### Exercise objective
Copy out each line featuring the string "JSON" from the entries beneath.

-- Begin Records to use --

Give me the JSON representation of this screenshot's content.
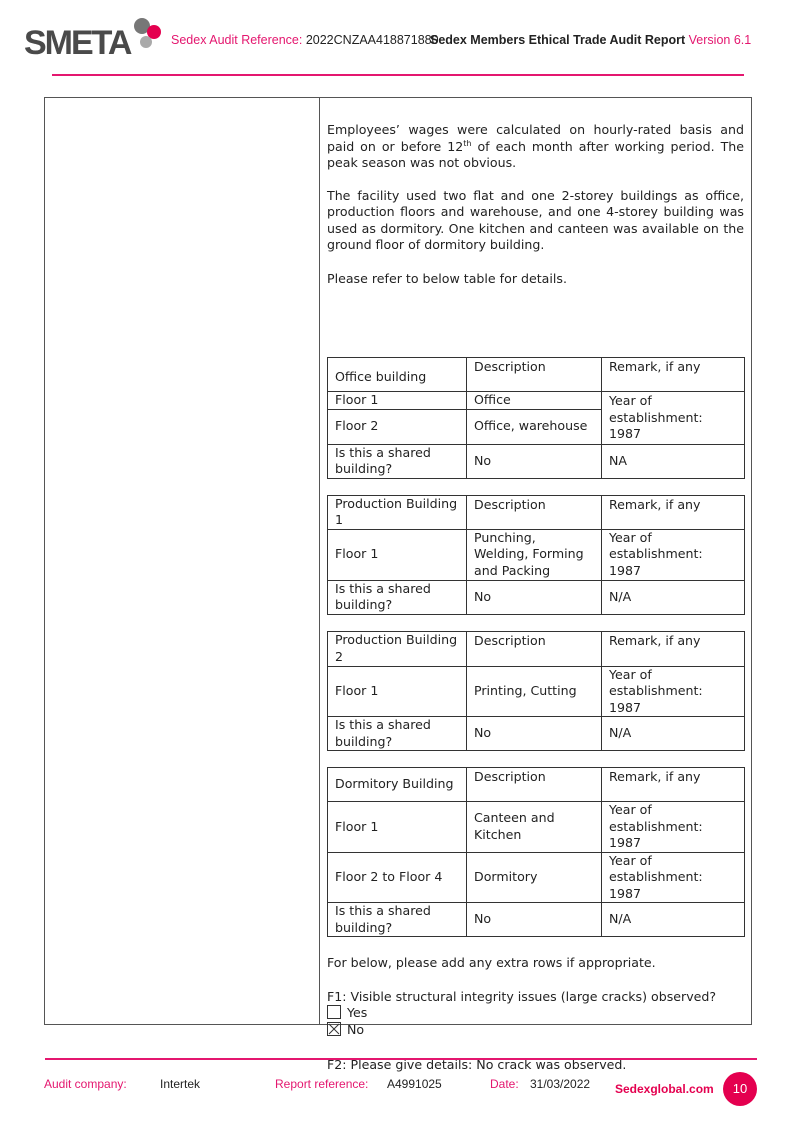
{
  "header": {
    "logo": "SMETA",
    "audit_ref_label": "Sedex Audit Reference:",
    "audit_ref_value": "2022CNZAA418871880",
    "report_title": "Sedex Members Ethical Trade Audit Report",
    "version": "Version 6.1"
  },
  "body": {
    "para1a": "Employees’ wages were calculated on hourly-rated basis and paid on or before 12",
    "para1sup": "th",
    "para1b": " of each month after working period. The peak season was not obvious.",
    "para2": "The facility used two flat and one 2-storey buildings as office, production floors and warehouse, and one 4-storey building was used as dormitory. One kitchen and canteen was available on the ground floor of dormitory building.",
    "para3": "Please refer to below table for details.",
    "tables": [
      {
        "rows": [
          [
            "Office building",
            "Description",
            "Remark, if any"
          ],
          [
            "Floor 1",
            "Office",
            "Year of establishment: 1987"
          ],
          [
            "Floor 2",
            "Office, warehouse",
            ""
          ],
          [
            "Is this a shared building?",
            "No",
            "NA"
          ]
        ]
      },
      {
        "rows": [
          [
            "Production Building 1",
            "Description",
            "Remark, if any"
          ],
          [
            "Floor 1",
            "Punching, Welding, Forming and Packing",
            "Year of establishment: 1987"
          ],
          [
            "Is this a shared building?",
            "No",
            "N/A"
          ]
        ]
      },
      {
        "rows": [
          [
            "Production Building 2",
            "Description",
            "Remark, if any"
          ],
          [
            "Floor 1",
            "Printing, Cutting",
            "Year of establishment: 1987"
          ],
          [
            "Is this a shared building?",
            "No",
            "N/A"
          ]
        ]
      },
      {
        "rows": [
          [
            "Dormitory Building",
            "Description",
            "Remark, if any"
          ],
          [
            "Floor 1",
            "Canteen and Kitchen",
            "Year of establishment: 1987"
          ],
          [
            "Floor 2 to Floor 4",
            "Dormitory",
            "Year of establishment: 1987"
          ],
          [
            "Is this a shared building?",
            "No",
            "N/A"
          ]
        ]
      }
    ],
    "extra_rows_note": "For below, please add any extra rows if appropriate.",
    "f1_question": "F1: Visible structural integrity issues (large cracks) observed?",
    "f1_options": [
      {
        "label": "Yes",
        "checked": false
      },
      {
        "label": "No",
        "checked": true
      }
    ],
    "f2": "F2: Please give details:  No crack was observed."
  },
  "footer": {
    "audit_company_label": "Audit company:",
    "audit_company": "Intertek",
    "report_ref_label": "Report reference:",
    "report_ref": "A4991025",
    "date_label": "Date:",
    "date": "31/03/2022",
    "site": "Sedexglobal.com",
    "page": "10"
  },
  "colors": {
    "accent": "#e4176f"
  }
}
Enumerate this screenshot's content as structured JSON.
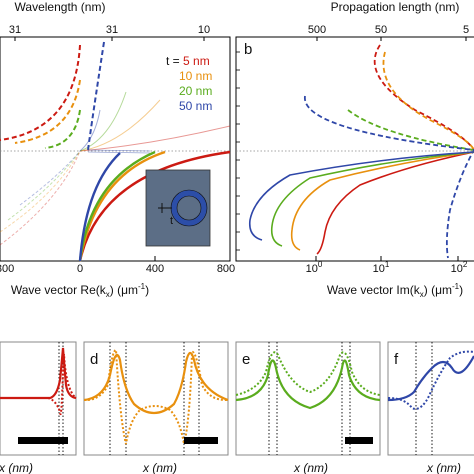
{
  "colors": {
    "t5": "#cc1a12",
    "t10": "#e8900e",
    "t20": "#5aac1e",
    "t50": "#2f47a8",
    "inset_bg": "#5c6e86",
    "inset_ring": "#2c4ea8"
  },
  "chart_data": [
    {
      "id": "a",
      "type": "line",
      "panel_label": "",
      "top_axis_label": "Wavelength (nm)",
      "top_ticks": [
        "31",
        "31",
        "10"
      ],
      "xlabel": "Wave vector Re(k",
      "xlabel_sub": "x",
      "xlabel_tail": ") (μm",
      "xlabel_sup": "-1",
      "xlabel_end": ")",
      "x_ticks": [
        "800",
        "0",
        "400",
        "800"
      ],
      "xlim": [
        -800,
        800
      ],
      "legend_title": "t = ",
      "series": [
        {
          "name": "5 nm",
          "color_key": "t5"
        },
        {
          "name": "10 nm",
          "color_key": "t10"
        },
        {
          "name": "20 nm",
          "color_key": "t20"
        },
        {
          "name": "50 nm",
          "color_key": "t50"
        }
      ],
      "inset_label": "t"
    },
    {
      "id": "b",
      "type": "line",
      "panel_label": "b",
      "top_axis_label": "Propagation length (nm)",
      "top_ticks": [
        "500",
        "50",
        "5"
      ],
      "xlabel": "Wave vector Im(k",
      "xlabel_sub": "x",
      "xlabel_tail": ") (μm",
      "xlabel_sup": "-1",
      "xlabel_end": ")",
      "x_ticks": [
        {
          "base": "10",
          "exp": "0"
        },
        {
          "base": "10",
          "exp": "1"
        },
        {
          "base": "10",
          "exp": "2"
        }
      ],
      "x_scale": "log",
      "xlim": [
        0.1,
        150
      ]
    },
    {
      "id": "c",
      "type": "line",
      "panel_label": "",
      "xlabel": "x (nm)",
      "color_key": "t5"
    },
    {
      "id": "d",
      "type": "line",
      "panel_label": "d",
      "xlabel": "x (nm)",
      "color_key": "t10"
    },
    {
      "id": "e",
      "type": "line",
      "panel_label": "e",
      "xlabel": "x (nm)",
      "color_key": "t20"
    },
    {
      "id": "f",
      "type": "line",
      "panel_label": "f",
      "xlabel": "x (nm)",
      "color_key": "t50"
    }
  ]
}
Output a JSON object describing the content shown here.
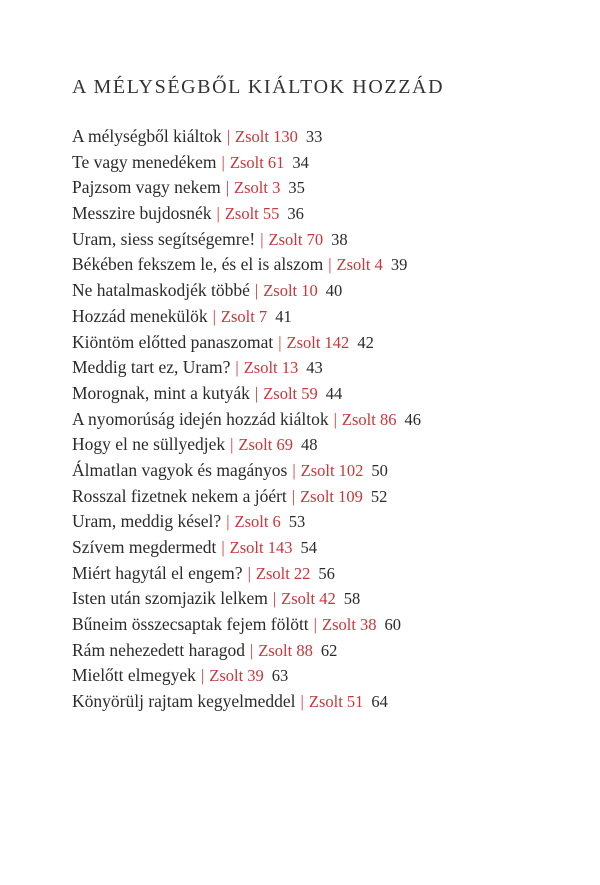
{
  "section_title": "A MÉLYSÉGBŐL KIÁLTOK HOZZÁD",
  "separator": "|",
  "accent_color": "#c8373a",
  "entries": [
    {
      "title": "A mélységből kiáltok",
      "ref": "Zsolt 130",
      "page": "33"
    },
    {
      "title": "Te vagy menedékem",
      "ref": "Zsolt 61",
      "page": "34"
    },
    {
      "title": "Pajzsom vagy nekem",
      "ref": "Zsolt 3",
      "page": "35"
    },
    {
      "title": "Messzire bujdosnék",
      "ref": "Zsolt 55",
      "page": "36"
    },
    {
      "title": "Uram, siess segítségemre!",
      "ref": "Zsolt 70",
      "page": "38"
    },
    {
      "title": "Békében fekszem le, és el is alszom",
      "ref": "Zsolt 4",
      "page": "39"
    },
    {
      "title": "Ne hatalmaskodjék többé",
      "ref": "Zsolt 10",
      "page": "40"
    },
    {
      "title": "Hozzád menekülök",
      "ref": "Zsolt 7",
      "page": "41"
    },
    {
      "title": "Kiöntöm előtted panaszomat",
      "ref": "Zsolt 142",
      "page": "42"
    },
    {
      "title": "Meddig tart ez, Uram?",
      "ref": "Zsolt 13",
      "page": "43"
    },
    {
      "title": "Morognak, mint a kutyák",
      "ref": "Zsolt 59",
      "page": "44"
    },
    {
      "title": "A nyomorúság idején hozzád kiáltok",
      "ref": "Zsolt 86",
      "page": "46"
    },
    {
      "title": "Hogy el ne süllyedjek",
      "ref": "Zsolt 69",
      "page": "48"
    },
    {
      "title": "Álmatlan vagyok és magányos",
      "ref": "Zsolt 102",
      "page": "50"
    },
    {
      "title": "Rosszal fizetnek nekem a jóért",
      "ref": "Zsolt 109",
      "page": "52"
    },
    {
      "title": "Uram, meddig késel?",
      "ref": "Zsolt 6",
      "page": "53"
    },
    {
      "title": "Szívem megdermedt",
      "ref": "Zsolt 143",
      "page": "54"
    },
    {
      "title": "Miért hagytál el engem?",
      "ref": "Zsolt 22",
      "page": "56"
    },
    {
      "title": "Isten után szomjazik lelkem",
      "ref": "Zsolt 42",
      "page": "58"
    },
    {
      "title": "Bűneim összecsaptak fejem fölött",
      "ref": "Zsolt 38",
      "page": "60"
    },
    {
      "title": "Rám nehezedett haragod",
      "ref": "Zsolt 88",
      "page": "62"
    },
    {
      "title": "Mielőtt elmegyek",
      "ref": "Zsolt 39",
      "page": "63"
    },
    {
      "title": "Könyörülj rajtam kegyelmeddel",
      "ref": "Zsolt 51",
      "page": "64"
    }
  ]
}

-- End Records to use --

### Full answer
Give me the JSON representation of this screenshot's content.
Enumerate this screenshot's content as structured JSON.
Output a JSON object describing the content shown here.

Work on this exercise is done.